_Input_:
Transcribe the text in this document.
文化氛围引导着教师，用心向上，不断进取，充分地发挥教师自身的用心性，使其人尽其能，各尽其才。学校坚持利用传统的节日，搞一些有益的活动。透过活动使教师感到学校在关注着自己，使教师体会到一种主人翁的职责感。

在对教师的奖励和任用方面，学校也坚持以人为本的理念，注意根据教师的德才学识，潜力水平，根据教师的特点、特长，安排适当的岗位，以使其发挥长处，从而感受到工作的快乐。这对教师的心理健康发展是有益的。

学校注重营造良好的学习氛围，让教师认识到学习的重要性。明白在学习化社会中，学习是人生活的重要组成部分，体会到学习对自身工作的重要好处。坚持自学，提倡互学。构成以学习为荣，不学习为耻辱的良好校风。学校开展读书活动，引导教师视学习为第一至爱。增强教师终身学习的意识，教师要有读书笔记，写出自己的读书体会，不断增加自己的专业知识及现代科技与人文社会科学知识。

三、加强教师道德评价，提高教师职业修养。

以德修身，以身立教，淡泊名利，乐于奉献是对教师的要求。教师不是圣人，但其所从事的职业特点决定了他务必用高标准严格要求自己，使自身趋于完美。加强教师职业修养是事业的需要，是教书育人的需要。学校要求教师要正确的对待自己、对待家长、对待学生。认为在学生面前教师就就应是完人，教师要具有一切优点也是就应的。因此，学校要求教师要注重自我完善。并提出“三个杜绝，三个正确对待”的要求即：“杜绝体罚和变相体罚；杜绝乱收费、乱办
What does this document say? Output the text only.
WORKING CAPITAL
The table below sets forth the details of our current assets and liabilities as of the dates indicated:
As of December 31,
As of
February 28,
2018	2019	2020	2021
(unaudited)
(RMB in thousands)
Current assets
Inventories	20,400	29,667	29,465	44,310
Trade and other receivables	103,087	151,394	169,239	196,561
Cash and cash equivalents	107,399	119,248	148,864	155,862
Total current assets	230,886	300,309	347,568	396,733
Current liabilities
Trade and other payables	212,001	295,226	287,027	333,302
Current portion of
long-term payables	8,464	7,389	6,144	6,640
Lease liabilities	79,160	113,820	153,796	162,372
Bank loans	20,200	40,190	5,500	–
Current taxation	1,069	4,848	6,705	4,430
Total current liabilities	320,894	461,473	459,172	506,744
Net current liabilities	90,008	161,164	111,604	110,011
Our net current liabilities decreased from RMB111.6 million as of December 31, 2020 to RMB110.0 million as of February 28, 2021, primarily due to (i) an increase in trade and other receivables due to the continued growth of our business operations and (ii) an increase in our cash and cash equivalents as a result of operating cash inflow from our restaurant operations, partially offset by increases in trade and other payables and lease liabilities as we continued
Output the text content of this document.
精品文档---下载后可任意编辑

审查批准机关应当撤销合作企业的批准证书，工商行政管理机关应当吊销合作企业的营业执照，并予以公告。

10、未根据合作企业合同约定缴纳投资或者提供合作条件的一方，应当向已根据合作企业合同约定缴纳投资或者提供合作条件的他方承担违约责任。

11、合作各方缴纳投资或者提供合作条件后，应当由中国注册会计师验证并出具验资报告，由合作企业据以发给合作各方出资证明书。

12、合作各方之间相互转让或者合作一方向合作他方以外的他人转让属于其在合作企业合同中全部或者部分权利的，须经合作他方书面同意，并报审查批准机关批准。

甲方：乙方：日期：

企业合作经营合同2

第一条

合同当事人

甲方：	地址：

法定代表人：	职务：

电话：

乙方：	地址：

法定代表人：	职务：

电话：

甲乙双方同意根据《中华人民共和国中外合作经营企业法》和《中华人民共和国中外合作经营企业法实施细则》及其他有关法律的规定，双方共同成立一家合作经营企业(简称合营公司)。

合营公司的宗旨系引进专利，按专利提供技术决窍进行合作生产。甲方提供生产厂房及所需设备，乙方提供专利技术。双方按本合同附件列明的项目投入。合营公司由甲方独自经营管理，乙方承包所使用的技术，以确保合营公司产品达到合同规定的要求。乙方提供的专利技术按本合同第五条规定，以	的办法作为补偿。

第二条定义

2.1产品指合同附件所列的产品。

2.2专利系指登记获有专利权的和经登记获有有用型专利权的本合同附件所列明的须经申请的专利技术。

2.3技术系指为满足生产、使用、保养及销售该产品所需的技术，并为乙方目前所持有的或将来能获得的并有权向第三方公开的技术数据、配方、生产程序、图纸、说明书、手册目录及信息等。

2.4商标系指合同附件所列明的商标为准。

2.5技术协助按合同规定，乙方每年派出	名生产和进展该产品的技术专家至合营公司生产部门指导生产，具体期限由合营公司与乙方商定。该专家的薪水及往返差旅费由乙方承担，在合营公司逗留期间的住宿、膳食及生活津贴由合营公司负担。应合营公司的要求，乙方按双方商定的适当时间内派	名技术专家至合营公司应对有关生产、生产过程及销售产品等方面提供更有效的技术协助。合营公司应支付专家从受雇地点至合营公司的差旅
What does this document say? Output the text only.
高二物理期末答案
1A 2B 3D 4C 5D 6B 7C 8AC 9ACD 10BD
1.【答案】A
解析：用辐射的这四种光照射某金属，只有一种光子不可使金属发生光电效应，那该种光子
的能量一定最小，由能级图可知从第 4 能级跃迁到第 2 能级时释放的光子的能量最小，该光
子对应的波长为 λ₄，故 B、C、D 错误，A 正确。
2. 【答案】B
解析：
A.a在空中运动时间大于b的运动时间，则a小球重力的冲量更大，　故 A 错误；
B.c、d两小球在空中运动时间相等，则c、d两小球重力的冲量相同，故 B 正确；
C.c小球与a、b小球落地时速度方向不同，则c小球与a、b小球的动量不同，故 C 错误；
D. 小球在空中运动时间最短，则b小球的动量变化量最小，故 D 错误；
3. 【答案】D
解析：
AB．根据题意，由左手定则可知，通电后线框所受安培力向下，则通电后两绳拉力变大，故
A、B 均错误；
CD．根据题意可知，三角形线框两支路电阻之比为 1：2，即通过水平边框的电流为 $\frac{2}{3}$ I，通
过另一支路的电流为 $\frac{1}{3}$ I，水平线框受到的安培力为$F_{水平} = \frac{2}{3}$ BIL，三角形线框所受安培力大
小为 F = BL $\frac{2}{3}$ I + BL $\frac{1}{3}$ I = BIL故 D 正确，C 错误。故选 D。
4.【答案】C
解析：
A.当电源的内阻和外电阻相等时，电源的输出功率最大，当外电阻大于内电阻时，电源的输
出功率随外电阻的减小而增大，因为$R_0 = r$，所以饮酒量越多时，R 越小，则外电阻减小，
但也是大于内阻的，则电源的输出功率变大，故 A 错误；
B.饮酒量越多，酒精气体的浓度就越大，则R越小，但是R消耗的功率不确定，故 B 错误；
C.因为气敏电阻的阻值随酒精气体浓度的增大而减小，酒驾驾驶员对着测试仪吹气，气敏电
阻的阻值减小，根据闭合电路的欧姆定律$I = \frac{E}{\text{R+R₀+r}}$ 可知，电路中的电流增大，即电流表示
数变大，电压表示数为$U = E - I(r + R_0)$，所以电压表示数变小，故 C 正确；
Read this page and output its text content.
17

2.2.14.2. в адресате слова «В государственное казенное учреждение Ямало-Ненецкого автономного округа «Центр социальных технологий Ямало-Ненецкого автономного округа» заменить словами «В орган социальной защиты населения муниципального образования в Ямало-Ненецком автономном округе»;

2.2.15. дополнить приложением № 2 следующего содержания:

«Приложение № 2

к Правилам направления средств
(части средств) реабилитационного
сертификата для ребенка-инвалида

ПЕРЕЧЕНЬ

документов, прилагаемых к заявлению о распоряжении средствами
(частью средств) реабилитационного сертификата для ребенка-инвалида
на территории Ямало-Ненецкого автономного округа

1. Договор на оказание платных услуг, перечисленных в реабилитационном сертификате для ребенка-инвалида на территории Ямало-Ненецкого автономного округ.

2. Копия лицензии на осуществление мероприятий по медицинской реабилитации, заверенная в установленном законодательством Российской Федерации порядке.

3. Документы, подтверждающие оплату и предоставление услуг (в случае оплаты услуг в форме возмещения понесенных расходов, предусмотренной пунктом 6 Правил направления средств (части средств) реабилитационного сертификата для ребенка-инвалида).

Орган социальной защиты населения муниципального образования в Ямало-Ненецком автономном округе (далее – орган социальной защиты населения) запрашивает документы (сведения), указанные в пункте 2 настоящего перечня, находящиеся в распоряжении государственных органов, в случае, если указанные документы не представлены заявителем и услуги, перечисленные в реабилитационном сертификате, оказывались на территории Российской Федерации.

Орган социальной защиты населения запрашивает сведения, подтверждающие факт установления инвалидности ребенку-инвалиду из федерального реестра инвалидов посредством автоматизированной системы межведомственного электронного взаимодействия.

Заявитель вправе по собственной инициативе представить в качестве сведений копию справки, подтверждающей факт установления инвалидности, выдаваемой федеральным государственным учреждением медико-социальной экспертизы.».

_Written task_:
Look through the entries and find each line that has the string "frac". Copy those lines.

_Written solution_:
CD．根据题意可知，三角形线框两支路电阻之比为 1：2，即通过水平边框的电流为 $\frac{2}{3}$ I，通
过另一支路的电流为 $\frac{1}{3}$ I，水平线框受到的安培力为$F_{水平} = \frac{2}{3}$ BIL，三角形线框所受安培力大
小为 F = BL $\frac{2}{3}$ I + BL $\frac{1}{3}$ I = BIL故 D 正确，C 错误。故选 D。
阻的阻值减小，根据闭合电路的欧姆定律$I = \frac{E}{\text{R+R₀+r}}$ 可知，电路中的电流增大，即电流表示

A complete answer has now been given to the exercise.